All records should be reproduced verbatim.

──────── Data records

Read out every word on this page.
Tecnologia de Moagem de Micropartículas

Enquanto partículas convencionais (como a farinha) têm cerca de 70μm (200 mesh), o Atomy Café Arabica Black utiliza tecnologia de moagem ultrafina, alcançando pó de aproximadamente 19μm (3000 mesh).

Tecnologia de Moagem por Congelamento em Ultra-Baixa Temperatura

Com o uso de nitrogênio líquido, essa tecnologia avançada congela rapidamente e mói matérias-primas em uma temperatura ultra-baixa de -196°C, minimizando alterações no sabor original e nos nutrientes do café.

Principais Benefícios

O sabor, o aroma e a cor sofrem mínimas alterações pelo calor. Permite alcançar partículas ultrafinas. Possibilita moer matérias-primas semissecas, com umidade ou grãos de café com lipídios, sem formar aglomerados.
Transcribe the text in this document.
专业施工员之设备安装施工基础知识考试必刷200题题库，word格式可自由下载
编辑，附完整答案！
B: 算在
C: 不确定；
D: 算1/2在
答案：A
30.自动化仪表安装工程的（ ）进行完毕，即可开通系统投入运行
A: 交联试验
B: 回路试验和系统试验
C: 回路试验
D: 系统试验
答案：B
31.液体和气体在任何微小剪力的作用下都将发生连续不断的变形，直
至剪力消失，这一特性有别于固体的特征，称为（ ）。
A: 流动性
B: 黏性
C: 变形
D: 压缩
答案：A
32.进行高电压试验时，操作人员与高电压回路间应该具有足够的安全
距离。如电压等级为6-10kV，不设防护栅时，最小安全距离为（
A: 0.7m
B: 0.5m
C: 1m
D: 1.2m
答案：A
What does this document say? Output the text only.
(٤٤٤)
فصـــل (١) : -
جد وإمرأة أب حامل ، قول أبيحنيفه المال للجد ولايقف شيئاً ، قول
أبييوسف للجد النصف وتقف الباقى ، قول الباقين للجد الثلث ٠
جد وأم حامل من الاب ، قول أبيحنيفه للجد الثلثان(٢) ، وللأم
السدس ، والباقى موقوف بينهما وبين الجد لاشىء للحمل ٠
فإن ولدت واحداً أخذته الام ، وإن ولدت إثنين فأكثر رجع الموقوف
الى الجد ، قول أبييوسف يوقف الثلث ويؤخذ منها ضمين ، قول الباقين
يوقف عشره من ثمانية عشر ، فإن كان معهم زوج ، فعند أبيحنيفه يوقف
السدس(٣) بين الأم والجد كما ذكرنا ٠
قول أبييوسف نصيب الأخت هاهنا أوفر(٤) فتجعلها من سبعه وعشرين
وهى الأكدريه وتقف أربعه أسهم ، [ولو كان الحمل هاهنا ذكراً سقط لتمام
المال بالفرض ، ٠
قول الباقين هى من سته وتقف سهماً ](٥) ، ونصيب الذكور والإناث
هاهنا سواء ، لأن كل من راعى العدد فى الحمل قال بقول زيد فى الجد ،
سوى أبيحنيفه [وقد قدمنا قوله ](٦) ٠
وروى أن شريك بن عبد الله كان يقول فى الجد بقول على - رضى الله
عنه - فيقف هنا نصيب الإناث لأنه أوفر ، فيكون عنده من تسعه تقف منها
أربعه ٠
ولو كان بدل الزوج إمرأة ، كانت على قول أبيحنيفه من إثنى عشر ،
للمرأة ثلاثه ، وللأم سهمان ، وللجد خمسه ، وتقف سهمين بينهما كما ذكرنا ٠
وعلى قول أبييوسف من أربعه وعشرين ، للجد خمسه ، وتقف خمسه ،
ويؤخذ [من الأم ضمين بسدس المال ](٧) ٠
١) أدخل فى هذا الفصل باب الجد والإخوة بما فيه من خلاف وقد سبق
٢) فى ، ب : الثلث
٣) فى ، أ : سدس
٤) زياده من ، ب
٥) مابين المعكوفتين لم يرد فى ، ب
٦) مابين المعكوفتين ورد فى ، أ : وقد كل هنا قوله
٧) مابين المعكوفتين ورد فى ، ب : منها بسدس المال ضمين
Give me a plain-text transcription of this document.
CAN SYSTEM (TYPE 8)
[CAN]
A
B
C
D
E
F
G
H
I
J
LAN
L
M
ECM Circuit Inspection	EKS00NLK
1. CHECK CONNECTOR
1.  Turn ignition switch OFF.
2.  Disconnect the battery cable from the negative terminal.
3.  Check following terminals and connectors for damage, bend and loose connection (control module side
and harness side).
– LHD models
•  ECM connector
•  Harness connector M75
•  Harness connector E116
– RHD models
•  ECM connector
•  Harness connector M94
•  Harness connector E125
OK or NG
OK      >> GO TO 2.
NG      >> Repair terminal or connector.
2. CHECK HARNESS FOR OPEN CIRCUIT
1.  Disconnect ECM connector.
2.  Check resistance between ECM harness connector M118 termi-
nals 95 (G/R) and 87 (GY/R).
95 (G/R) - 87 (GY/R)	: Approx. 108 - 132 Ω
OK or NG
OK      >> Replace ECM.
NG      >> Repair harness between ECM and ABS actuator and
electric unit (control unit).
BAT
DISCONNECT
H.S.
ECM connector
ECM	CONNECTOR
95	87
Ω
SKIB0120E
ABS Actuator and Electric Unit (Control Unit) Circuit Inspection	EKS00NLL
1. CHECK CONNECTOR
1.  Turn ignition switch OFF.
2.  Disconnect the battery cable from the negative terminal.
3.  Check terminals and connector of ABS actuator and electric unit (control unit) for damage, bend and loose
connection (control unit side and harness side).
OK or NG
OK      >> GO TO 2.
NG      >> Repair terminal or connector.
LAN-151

────────────────

**Finished answer:**
Read out every word on this page.
Tecnologia de Moagem de Micropartículas

Enquanto partículas convencionais (como a farinha) têm cerca de 70μm (200 mesh), o Atomy Café Arabica Black utiliza tecnologia de moagem ultrafina, alcançando pó de aproximadamente 19μm (3000 mesh).

Tecnologia de Moagem por Congelamento em Ultra-Baixa Temperatura

Com o uso de nitrogênio líquido, essa tecnologia avançada congela rapidamente e mói matérias-primas em uma temperatura ultra-baixa de -196°C, minimizando alterações no sabor original e nos nutrientes do café.

Principais Benefícios

O sabor, o aroma e a cor sofrem mínimas alterações pelo calor. Permite alcançar partículas ultrafinas. Possibilita moer matérias-primas semissecas, com umidade ou grãos de café com lipídios, sem formar aglomerados.
Transcribe the text in this document.
专业施工员之设备安装施工基础知识考试必刷200题题库，word格式可自由下载
编辑，附完整答案！
B: 算在
C: 不确定；
D: 算1/2在
答案：A
30.自动化仪表安装工程的（ ）进行完毕，即可开通系统投入运行
A: 交联试验
B: 回路试验和系统试验
C: 回路试验
D: 系统试验
答案：B
31.液体和气体在任何微小剪力的作用下都将发生连续不断的变形，直
至剪力消失，这一特性有别于固体的特征，称为（ ）。
A: 流动性
B: 黏性
C: 变形
D: 压缩
答案：A
32.进行高电压试验时，操作人员与高电压回路间应该具有足够的安全
距离。如电压等级为6-10kV，不设防护栅时，最小安全距离为（
A: 0.7m
B: 0.5m
C: 1m
D: 1.2m
答案：A
What does this document say? Output the text only.
(٤٤٤)
فصـــل (١) : -
جد وإمرأة أب حامل ، قول أبيحنيفه المال للجد ولايقف شيئاً ، قول
أبييوسف للجد النصف وتقف الباقى ، قول الباقين للجد الثلث ٠
جد وأم حامل من الاب ، قول أبيحنيفه للجد الثلثان(٢) ، وللأم
السدس ، والباقى موقوف بينهما وبين الجد لاشىء للحمل ٠
فإن ولدت واحداً أخذته الام ، وإن ولدت إثنين فأكثر رجع الموقوف
الى الجد ، قول أبييوسف يوقف الثلث ويؤخذ منها ضمين ، قول الباقين
يوقف عشره من ثمانية عشر ، فإن كان معهم زوج ، فعند أبيحنيفه يوقف
السدس(٣) بين الأم والجد كما ذكرنا ٠
قول أبييوسف نصيب الأخت هاهنا أوفر(٤) فتجعلها من سبعه وعشرين
وهى الأكدريه وتقف أربعه أسهم ، [ولو كان الحمل هاهنا ذكراً سقط لتمام
المال بالفرض ، ٠
قول الباقين هى من سته وتقف سهماً ](٥) ، ونصيب الذكور والإناث
هاهنا سواء ، لأن كل من راعى العدد فى الحمل قال بقول زيد فى الجد ،
سوى أبيحنيفه [وقد قدمنا قوله ](٦) ٠
وروى أن شريك بن عبد الله كان يقول فى الجد بقول على - رضى الله
عنه - فيقف هنا نصيب الإناث لأنه أوفر ، فيكون عنده من تسعه تقف منها
أربعه ٠
ولو كان بدل الزوج إمرأة ، كانت على قول أبيحنيفه من إثنى عشر ،
للمرأة ثلاثه ، وللأم سهمان ، وللجد خمسه ، وتقف سهمين بينهما كما ذكرنا ٠
وعلى قول أبييوسف من أربعه وعشرين ، للجد خمسه ، وتقف خمسه ،
ويؤخذ [من الأم ضمين بسدس المال ](٧) ٠
١) أدخل فى هذا الفصل باب الجد والإخوة بما فيه من خلاف وقد سبق
٢) فى ، ب : الثلث
٣) فى ، أ : سدس
٤) زياده من ، ب
٥) مابين المعكوفتين لم يرد فى ، ب
٦) مابين المعكوفتين ورد فى ، أ : وقد كل هنا قوله
٧) مابين المعكوفتين ورد فى ، ب : منها بسدس المال ضمين
Give me a plain-text transcription of this document.
CAN SYSTEM (TYPE 8)
[CAN]
A
B
C
D
E
F
G
H
I
J
LAN
L
M
ECM Circuit Inspection	EKS00NLK
1. CHECK CONNECTOR
1.  Turn ignition switch OFF.
2.  Disconnect the battery cable from the negative terminal.
3.  Check following terminals and connectors for damage, bend and loose connection (control module side
and harness side).
– LHD models
•  ECM connector
•  Harness connector M75
•  Harness connector E116
– RHD models
•  ECM connector
•  Harness connector M94
•  Harness connector E125
OK or NG
OK      >> GO TO 2.
NG      >> Repair terminal or connector.
2. CHECK HARNESS FOR OPEN CIRCUIT
1.  Disconnect ECM connector.
2.  Check resistance between ECM harness connector M118 termi-
nals 95 (G/R) and 87 (GY/R).
95 (G/R) - 87 (GY/R)	: Approx. 108 - 132 Ω
OK or NG
OK      >> Replace ECM.
NG      >> Repair harness between ECM and ABS actuator and
electric unit (control unit).
BAT
DISCONNECT
H.S.
ECM connector
ECM	CONNECTOR
95	87
Ω
SKIB0120E
ABS Actuator and Electric Unit (Control Unit) Circuit Inspection	EKS00NLL
1. CHECK CONNECTOR
1.  Turn ignition switch OFF.
2.  Disconnect the battery cable from the negative terminal.
3.  Check terminals and connector of ABS actuator and electric unit (control unit) for damage, bend and loose
connection (control unit side and harness side).
OK or NG
OK      >> GO TO 2.
NG      >> Repair terminal or connector.
LAN-151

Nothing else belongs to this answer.